%%

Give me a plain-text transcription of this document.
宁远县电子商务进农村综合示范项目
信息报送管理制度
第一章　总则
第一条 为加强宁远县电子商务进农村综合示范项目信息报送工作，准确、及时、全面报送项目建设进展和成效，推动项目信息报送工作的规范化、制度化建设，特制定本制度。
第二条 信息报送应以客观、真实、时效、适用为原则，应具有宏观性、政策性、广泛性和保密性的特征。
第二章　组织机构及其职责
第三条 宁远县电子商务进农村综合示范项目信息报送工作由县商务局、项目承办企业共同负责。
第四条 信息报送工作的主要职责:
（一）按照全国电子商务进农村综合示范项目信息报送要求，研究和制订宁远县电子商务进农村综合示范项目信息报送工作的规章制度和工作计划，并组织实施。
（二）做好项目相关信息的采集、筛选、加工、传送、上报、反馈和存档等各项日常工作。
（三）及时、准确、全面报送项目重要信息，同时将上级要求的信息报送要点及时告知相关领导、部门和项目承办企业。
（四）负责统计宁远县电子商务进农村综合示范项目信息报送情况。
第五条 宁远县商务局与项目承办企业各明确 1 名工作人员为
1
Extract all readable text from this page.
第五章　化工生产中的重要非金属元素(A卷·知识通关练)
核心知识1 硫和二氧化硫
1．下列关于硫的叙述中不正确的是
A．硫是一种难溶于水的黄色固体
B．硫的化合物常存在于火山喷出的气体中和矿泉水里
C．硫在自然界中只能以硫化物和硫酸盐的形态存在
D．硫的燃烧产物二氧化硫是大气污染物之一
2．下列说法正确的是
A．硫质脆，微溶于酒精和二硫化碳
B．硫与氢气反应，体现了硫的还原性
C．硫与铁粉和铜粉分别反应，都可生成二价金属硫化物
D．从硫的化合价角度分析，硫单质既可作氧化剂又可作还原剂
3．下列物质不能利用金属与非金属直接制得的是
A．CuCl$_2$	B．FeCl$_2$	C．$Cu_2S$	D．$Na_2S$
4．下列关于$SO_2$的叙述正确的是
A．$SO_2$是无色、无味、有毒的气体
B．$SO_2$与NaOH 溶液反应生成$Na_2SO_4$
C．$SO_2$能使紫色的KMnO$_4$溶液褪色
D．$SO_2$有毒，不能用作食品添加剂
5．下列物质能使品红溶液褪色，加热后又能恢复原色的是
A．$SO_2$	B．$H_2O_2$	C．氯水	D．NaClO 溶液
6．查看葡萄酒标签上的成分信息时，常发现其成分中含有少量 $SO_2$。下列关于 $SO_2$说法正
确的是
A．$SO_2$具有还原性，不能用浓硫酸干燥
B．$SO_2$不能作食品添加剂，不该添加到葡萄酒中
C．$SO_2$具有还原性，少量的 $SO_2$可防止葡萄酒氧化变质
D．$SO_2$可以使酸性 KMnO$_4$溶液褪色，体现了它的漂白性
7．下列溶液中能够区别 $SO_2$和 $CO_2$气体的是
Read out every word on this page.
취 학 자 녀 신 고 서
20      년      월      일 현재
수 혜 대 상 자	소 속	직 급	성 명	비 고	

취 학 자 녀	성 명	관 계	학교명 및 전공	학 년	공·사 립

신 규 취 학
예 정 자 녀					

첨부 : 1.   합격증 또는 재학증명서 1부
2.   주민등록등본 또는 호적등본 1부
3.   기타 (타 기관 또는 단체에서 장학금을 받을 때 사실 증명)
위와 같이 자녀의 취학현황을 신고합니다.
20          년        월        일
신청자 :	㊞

%%

WHAT TO WORK ON: Quote exactly what appears from the line containing "Read out every word on this page." through the final line of the listing above, including both of those lines.

WRITTEN SOLUTION:
Read out every word on this page.
취 학 자 녀 신 고 서
20      년      월      일 현재
수 혜 대 상 자	소 속	직 급	성 명	비 고	

취 학 자 녀	성 명	관 계	학교명 및 전공	학 년	공·사 립

신 규 취 학
예 정 자 녀					

첨부 : 1.   합격증 또는 재학증명서 1부
2.   주민등록등본 또는 호적등본 1부
3.   기타 (타 기관 또는 단체에서 장학금을 받을 때 사실 증명)
위와 같이 자녀의 취학현황을 신고합니다.
20          년        월        일
신청자 :	㊞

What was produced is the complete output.